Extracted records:
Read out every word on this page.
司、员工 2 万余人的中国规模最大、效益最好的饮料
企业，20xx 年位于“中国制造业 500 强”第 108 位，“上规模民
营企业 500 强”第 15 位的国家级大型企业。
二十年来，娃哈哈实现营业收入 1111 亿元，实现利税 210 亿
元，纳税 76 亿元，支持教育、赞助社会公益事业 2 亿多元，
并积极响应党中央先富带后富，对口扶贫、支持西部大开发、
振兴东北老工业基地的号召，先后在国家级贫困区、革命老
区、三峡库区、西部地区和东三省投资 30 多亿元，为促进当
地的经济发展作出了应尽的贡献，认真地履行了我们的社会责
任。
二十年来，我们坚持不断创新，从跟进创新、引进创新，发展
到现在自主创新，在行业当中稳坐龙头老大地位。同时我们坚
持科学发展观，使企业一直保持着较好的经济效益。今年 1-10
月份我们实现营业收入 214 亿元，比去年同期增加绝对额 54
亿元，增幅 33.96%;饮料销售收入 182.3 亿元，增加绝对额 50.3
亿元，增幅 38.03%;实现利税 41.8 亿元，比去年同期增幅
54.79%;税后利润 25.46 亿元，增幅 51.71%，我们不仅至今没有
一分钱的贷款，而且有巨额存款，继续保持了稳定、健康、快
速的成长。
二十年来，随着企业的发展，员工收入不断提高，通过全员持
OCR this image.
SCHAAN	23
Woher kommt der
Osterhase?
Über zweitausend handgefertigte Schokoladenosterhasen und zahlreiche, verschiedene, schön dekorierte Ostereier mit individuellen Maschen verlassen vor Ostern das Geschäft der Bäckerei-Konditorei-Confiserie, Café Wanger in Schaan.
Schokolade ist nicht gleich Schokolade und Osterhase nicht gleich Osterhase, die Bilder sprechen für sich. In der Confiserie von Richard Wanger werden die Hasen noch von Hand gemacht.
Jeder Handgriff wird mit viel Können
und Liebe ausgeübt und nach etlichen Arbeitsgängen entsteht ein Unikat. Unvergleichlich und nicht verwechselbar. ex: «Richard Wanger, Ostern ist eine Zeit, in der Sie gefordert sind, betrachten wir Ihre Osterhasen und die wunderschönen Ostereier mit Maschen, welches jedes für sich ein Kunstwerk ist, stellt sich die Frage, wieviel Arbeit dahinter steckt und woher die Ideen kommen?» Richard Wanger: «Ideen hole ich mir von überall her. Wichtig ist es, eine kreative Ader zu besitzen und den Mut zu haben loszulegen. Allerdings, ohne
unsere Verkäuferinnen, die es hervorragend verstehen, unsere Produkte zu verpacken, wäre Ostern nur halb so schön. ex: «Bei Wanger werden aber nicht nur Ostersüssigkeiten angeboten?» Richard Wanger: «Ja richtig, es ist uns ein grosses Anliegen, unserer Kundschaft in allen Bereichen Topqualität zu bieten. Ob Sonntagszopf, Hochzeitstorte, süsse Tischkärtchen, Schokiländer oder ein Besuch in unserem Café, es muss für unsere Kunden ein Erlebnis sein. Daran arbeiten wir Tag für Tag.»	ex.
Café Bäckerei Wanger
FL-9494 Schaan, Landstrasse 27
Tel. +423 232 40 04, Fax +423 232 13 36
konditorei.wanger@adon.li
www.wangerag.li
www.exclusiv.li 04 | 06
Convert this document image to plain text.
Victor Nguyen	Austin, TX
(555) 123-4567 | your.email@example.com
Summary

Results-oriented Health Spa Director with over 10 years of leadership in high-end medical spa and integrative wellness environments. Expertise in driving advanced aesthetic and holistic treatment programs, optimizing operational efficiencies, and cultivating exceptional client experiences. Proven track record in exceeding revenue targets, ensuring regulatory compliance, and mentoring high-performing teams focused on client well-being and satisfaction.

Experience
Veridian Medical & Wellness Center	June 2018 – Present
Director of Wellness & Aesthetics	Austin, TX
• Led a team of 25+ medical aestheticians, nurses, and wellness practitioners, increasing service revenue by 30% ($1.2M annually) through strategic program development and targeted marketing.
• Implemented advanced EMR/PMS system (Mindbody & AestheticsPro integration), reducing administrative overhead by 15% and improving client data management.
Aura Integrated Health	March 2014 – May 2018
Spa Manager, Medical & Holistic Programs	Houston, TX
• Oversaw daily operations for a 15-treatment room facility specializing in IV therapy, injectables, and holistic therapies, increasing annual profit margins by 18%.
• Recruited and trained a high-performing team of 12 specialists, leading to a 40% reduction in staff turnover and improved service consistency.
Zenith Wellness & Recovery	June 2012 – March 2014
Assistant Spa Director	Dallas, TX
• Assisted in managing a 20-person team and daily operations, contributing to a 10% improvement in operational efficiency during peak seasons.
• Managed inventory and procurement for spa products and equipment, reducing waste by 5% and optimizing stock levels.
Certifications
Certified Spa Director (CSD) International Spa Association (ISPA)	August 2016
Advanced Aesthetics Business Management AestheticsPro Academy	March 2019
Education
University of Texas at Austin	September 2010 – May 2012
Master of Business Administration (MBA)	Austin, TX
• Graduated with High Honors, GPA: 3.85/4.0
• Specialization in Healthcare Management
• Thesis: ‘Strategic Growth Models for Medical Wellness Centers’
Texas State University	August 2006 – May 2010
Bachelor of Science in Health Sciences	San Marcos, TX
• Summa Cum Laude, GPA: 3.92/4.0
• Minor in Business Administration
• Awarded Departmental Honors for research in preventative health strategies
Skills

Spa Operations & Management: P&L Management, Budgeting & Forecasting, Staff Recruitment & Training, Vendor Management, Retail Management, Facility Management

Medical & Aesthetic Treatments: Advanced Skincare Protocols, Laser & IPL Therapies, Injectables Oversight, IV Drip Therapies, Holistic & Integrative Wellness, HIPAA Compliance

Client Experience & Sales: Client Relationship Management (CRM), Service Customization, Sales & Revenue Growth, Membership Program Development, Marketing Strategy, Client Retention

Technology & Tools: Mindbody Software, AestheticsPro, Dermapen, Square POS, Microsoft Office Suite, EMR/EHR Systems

→ **Instructions to follow**
Reproduce all the records precisely.

→ **Answer for this exercise**
Read out every word on this page.
司、员工 2 万余人的中国规模最大、效益最好的饮料
企业，20xx 年位于“中国制造业 500 强”第 108 位，“上规模民
营企业 500 强”第 15 位的国家级大型企业。
二十年来，娃哈哈实现营业收入 1111 亿元，实现利税 210 亿
元，纳税 76 亿元，支持教育、赞助社会公益事业 2 亿多元，
并积极响应党中央先富带后富，对口扶贫、支持西部大开发、
振兴东北老工业基地的号召，先后在国家级贫困区、革命老
区、三峡库区、西部地区和东三省投资 30 多亿元，为促进当
地的经济发展作出了应尽的贡献，认真地履行了我们的社会责
任。
二十年来，我们坚持不断创新，从跟进创新、引进创新，发展
到现在自主创新，在行业当中稳坐龙头老大地位。同时我们坚
持科学发展观，使企业一直保持着较好的经济效益。今年 1-10
月份我们实现营业收入 214 亿元，比去年同期增加绝对额 54
亿元，增幅 33.96%;饮料销售收入 182.3 亿元，增加绝对额 50.3
亿元，增幅 38.03%;实现利税 41.8 亿元，比去年同期增幅
54.79%;税后利润 25.46 亿元，增幅 51.71%，我们不仅至今没有
一分钱的贷款，而且有巨额存款，继续保持了稳定、健康、快
速的成长。
二十年来，随着企业的发展，员工收入不断提高，通过全员持
OCR this image.
SCHAAN	23
Woher kommt der
Osterhase?
Über zweitausend handgefertigte Schokoladenosterhasen und zahlreiche, verschiedene, schön dekorierte Ostereier mit individuellen Maschen verlassen vor Ostern das Geschäft der Bäckerei-Konditorei-Confiserie, Café Wanger in Schaan.
Schokolade ist nicht gleich Schokolade und Osterhase nicht gleich Osterhase, die Bilder sprechen für sich. In der Confiserie von Richard Wanger werden die Hasen noch von Hand gemacht.
Jeder Handgriff wird mit viel Können
und Liebe ausgeübt und nach etlichen Arbeitsgängen entsteht ein Unikat. Unvergleichlich und nicht verwechselbar. ex: «Richard Wanger, Ostern ist eine Zeit, in der Sie gefordert sind, betrachten wir Ihre Osterhasen und die wunderschönen Ostereier mit Maschen, welches jedes für sich ein Kunstwerk ist, stellt sich die Frage, wieviel Arbeit dahinter steckt und woher die Ideen kommen?» Richard Wanger: «Ideen hole ich mir von überall her. Wichtig ist es, eine kreative Ader zu besitzen und den Mut zu haben loszulegen. Allerdings, ohne
unsere Verkäuferinnen, die es hervorragend verstehen, unsere Produkte zu verpacken, wäre Ostern nur halb so schön. ex: «Bei Wanger werden aber nicht nur Ostersüssigkeiten angeboten?» Richard Wanger: «Ja richtig, es ist uns ein grosses Anliegen, unserer Kundschaft in allen Bereichen Topqualität zu bieten. Ob Sonntagszopf, Hochzeitstorte, süsse Tischkärtchen, Schokiländer oder ein Besuch in unserem Café, es muss für unsere Kunden ein Erlebnis sein. Daran arbeiten wir Tag für Tag.»	ex.
Café Bäckerei Wanger
FL-9494 Schaan, Landstrasse 27
Tel. +423 232 40 04, Fax +423 232 13 36
konditorei.wanger@adon.li
www.wangerag.li
www.exclusiv.li 04 | 06
Convert this document image to plain text.
Victor Nguyen	Austin, TX
(555) 123-4567 | your.email@example.com
Summary

Results-oriented Health Spa Director with over 10 years of leadership in high-end medical spa and integrative wellness environments. Expertise in driving advanced aesthetic and holistic treatment programs, optimizing operational efficiencies, and cultivating exceptional client experiences. Proven track record in exceeding revenue targets, ensuring regulatory compliance, and mentoring high-performing teams focused on client well-being and satisfaction.

Experience
Veridian Medical & Wellness Center	June 2018 – Present
Director of Wellness & Aesthetics	Austin, TX
• Led a team of 25+ medical aestheticians, nurses, and wellness practitioners, increasing service revenue by 30% ($1.2M annually) through strategic program development and targeted marketing.
• Implemented advanced EMR/PMS system (Mindbody & AestheticsPro integration), reducing administrative overhead by 15% and improving client data management.
Aura Integrated Health	March 2014 – May 2018
Spa Manager, Medical & Holistic Programs	Houston, TX
• Oversaw daily operations for a 15-treatment room facility specializing in IV therapy, injectables, and holistic therapies, increasing annual profit margins by 18%.
• Recruited and trained a high-performing team of 12 specialists, leading to a 40% reduction in staff turnover and improved service consistency.
Zenith Wellness & Recovery	June 2012 – March 2014
Assistant Spa Director	Dallas, TX
• Assisted in managing a 20-person team and daily operations, contributing to a 10% improvement in operational efficiency during peak seasons.
• Managed inventory and procurement for spa products and equipment, reducing waste by 5% and optimizing stock levels.
Certifications
Certified Spa Director (CSD) International Spa Association (ISPA)	August 2016
Advanced Aesthetics Business Management AestheticsPro Academy	March 2019
Education
University of Texas at Austin	September 2010 – May 2012
Master of Business Administration (MBA)	Austin, TX
• Graduated with High Honors, GPA: 3.85/4.0
• Specialization in Healthcare Management
• Thesis: ‘Strategic Growth Models for Medical Wellness Centers’
Texas State University	August 2006 – May 2010
Bachelor of Science in Health Sciences	San Marcos, TX
• Summa Cum Laude, GPA: 3.92/4.0
• Minor in Business Administration
• Awarded Departmental Honors for research in preventative health strategies
Skills

Spa Operations & Management: P&L Management, Budgeting & Forecasting, Staff Recruitment & Training, Vendor Management, Retail Management, Facility Management

Medical & Aesthetic Treatments: Advanced Skincare Protocols, Laser & IPL Therapies, Injectables Oversight, IV Drip Therapies, Holistic & Integrative Wellness, HIPAA Compliance

Client Experience & Sales: Client Relationship Management (CRM), Service Customization, Sales & Revenue Growth, Membership Program Development, Marketing Strategy, Client Retention

Technology & Tools: Mindbody Software, AestheticsPro, Dermapen, Square POS, Microsoft Office Suite, EMR/EHR Systems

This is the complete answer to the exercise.